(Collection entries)
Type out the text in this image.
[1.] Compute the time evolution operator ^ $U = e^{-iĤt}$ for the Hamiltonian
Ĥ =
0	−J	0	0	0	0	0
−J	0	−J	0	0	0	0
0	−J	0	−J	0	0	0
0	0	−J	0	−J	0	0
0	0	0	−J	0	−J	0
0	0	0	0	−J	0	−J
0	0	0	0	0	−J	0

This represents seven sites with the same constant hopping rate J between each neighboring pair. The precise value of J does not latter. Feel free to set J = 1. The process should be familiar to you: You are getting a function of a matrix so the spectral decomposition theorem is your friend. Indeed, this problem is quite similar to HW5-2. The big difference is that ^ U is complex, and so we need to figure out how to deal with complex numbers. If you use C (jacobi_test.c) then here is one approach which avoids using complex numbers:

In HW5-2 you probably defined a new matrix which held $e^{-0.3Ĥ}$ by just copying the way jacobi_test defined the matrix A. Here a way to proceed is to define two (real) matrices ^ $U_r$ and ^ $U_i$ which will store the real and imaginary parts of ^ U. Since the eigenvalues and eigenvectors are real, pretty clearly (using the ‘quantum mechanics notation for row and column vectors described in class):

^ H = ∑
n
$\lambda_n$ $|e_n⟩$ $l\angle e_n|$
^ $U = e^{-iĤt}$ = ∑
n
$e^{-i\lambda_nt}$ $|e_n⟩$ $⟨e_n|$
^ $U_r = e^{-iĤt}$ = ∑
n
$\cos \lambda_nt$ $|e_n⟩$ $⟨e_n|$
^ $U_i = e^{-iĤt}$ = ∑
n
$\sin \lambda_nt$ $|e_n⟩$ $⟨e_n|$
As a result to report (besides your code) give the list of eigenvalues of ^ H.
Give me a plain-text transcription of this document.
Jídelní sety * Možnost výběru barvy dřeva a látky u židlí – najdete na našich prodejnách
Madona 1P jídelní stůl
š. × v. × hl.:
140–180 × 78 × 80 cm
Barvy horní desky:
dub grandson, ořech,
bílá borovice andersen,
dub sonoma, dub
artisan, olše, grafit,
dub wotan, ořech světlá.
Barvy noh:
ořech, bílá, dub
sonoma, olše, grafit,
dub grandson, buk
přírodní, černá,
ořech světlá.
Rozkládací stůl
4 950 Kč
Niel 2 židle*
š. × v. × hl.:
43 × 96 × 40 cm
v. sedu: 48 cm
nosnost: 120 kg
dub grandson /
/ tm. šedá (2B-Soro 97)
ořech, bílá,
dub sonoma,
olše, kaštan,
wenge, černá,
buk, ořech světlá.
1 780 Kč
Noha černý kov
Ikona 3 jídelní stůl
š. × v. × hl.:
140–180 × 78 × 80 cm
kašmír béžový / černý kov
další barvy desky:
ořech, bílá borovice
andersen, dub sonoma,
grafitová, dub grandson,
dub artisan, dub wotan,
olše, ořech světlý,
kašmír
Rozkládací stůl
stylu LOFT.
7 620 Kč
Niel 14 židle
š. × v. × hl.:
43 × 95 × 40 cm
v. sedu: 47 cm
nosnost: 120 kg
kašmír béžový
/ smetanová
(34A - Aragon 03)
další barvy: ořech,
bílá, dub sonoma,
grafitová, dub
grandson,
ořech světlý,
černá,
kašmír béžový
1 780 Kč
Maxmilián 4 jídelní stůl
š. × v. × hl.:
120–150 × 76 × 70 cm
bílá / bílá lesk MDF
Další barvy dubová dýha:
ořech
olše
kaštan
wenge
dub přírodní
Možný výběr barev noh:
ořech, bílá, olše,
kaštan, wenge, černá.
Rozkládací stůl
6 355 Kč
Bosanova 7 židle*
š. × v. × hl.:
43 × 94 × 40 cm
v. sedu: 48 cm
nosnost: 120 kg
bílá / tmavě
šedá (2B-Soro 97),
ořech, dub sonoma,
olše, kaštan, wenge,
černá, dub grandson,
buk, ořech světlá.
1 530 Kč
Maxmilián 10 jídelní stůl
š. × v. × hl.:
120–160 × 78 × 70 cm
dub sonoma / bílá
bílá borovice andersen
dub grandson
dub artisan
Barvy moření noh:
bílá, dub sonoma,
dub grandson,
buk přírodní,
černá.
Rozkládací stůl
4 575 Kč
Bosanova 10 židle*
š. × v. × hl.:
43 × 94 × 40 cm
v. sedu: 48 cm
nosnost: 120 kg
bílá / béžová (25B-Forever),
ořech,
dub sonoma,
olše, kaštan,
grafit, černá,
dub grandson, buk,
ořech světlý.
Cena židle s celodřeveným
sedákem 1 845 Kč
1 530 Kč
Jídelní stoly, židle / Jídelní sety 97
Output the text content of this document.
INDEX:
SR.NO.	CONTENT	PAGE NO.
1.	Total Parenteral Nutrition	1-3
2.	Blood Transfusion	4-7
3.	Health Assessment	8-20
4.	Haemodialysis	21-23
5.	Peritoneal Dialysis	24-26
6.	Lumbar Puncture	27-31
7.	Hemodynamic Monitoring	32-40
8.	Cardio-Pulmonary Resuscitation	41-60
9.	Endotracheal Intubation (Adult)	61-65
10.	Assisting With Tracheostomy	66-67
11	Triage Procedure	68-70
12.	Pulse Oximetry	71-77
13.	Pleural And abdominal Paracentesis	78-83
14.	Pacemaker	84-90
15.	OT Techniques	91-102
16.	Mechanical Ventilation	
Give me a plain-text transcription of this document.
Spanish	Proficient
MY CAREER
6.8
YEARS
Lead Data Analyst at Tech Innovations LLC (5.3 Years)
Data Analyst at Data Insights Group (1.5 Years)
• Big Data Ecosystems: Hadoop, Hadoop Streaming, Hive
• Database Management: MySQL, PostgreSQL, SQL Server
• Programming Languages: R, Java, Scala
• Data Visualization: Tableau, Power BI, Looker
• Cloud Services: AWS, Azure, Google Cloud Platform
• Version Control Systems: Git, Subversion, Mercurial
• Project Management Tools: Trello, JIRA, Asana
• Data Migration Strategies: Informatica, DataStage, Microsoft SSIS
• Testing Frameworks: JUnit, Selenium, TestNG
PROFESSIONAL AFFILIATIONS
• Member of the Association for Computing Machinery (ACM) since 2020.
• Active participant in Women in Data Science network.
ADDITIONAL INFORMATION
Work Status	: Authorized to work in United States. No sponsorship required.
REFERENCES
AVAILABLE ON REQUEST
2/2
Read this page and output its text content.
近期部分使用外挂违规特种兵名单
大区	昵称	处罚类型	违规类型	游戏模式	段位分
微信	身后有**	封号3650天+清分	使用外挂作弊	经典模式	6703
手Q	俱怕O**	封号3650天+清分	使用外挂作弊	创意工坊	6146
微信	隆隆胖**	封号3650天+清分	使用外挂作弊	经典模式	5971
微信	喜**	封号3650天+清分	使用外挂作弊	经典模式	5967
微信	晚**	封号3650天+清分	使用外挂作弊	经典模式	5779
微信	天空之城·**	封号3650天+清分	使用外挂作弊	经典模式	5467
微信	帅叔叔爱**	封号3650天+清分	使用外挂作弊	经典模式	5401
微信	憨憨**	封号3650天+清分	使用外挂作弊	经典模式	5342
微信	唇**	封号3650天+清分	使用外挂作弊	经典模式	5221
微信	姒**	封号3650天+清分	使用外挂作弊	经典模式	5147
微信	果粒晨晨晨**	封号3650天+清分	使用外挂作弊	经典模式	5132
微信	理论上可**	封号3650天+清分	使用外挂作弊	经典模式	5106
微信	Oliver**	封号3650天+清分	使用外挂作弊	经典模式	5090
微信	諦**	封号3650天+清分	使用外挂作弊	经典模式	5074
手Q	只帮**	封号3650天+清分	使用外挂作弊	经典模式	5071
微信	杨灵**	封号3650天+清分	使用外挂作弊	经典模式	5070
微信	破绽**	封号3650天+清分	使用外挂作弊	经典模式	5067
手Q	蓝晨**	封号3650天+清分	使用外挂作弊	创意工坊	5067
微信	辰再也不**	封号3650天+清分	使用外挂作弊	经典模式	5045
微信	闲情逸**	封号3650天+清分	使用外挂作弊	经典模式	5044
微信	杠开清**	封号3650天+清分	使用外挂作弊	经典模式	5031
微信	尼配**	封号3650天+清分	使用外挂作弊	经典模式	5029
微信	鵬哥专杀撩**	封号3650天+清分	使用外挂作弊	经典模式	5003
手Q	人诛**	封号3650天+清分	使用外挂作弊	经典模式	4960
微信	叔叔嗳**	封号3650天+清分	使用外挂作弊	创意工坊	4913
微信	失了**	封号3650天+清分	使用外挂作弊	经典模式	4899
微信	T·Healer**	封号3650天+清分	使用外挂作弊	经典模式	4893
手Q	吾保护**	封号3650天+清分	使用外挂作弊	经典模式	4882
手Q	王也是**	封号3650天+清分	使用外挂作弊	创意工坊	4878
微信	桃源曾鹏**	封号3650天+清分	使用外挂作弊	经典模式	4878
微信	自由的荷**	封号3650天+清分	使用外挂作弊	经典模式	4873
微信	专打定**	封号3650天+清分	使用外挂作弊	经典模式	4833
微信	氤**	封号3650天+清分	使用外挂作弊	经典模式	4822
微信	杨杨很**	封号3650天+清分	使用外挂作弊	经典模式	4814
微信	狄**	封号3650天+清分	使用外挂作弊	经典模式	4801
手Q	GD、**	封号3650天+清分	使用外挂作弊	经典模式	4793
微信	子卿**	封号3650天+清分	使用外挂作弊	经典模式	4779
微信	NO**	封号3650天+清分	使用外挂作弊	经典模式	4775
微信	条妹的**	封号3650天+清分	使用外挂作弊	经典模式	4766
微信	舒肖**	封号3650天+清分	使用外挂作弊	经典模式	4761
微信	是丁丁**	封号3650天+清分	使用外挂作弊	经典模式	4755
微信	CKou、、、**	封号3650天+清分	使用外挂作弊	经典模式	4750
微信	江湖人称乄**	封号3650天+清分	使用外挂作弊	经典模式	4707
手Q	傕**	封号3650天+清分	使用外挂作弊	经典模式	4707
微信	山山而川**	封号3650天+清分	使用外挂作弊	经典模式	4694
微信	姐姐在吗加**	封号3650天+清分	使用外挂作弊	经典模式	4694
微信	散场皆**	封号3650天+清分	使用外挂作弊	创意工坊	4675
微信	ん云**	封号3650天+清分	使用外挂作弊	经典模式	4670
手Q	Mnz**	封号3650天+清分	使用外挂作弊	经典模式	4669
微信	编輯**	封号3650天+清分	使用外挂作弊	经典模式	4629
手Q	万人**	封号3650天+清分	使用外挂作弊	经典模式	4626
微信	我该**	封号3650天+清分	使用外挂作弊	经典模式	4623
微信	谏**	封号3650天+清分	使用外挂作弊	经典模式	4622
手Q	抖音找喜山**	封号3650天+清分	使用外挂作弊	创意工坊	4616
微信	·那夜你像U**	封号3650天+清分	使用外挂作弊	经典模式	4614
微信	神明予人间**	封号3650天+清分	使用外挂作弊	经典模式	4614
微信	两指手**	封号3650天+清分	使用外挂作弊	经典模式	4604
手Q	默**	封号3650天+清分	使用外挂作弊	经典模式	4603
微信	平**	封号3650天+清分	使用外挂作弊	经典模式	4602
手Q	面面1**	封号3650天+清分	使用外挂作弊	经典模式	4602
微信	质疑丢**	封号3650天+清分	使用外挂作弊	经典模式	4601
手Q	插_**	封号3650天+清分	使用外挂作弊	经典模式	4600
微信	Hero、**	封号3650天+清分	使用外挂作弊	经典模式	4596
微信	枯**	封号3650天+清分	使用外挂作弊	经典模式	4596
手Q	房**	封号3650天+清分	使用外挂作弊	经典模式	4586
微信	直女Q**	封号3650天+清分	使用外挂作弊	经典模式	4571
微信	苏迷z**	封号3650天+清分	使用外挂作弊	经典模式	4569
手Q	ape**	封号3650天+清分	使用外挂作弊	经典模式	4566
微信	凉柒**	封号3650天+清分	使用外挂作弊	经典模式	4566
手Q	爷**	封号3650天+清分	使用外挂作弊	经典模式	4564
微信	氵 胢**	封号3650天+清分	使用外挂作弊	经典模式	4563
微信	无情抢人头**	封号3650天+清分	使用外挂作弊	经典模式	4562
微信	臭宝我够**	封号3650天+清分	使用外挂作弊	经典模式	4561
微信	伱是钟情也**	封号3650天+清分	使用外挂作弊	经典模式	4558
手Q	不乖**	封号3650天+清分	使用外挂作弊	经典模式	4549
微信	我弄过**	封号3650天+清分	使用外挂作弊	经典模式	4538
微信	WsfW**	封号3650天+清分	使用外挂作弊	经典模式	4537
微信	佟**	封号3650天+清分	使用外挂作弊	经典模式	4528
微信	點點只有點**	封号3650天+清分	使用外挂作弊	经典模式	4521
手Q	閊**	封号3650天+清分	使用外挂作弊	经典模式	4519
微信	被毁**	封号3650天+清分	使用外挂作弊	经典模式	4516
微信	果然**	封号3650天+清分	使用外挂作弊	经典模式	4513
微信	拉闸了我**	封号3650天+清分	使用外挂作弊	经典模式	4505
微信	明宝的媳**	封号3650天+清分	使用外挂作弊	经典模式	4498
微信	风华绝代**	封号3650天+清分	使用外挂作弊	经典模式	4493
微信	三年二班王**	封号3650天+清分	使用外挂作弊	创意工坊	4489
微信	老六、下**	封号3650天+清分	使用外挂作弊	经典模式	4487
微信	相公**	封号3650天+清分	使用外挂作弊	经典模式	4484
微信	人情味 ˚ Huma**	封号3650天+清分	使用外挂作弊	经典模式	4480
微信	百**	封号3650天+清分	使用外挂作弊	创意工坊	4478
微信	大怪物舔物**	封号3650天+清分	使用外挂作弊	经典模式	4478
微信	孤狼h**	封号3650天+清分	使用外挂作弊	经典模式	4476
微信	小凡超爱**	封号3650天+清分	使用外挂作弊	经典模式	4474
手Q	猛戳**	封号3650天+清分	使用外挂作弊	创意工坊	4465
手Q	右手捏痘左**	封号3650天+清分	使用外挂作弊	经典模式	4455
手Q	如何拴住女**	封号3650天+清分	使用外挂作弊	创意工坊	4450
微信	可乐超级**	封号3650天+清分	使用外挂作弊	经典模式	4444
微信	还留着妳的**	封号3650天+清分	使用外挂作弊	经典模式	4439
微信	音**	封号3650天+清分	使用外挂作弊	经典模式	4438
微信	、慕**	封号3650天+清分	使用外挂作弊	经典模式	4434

DESCRIPTION OF THE TASK: Read through the entries and copy every line that includes "kaštan".

ANSWER:
olše, kaštan,
kaštan
kaštan, wenge, černá.
olše, kaštan, wenge,
olše, kaštan,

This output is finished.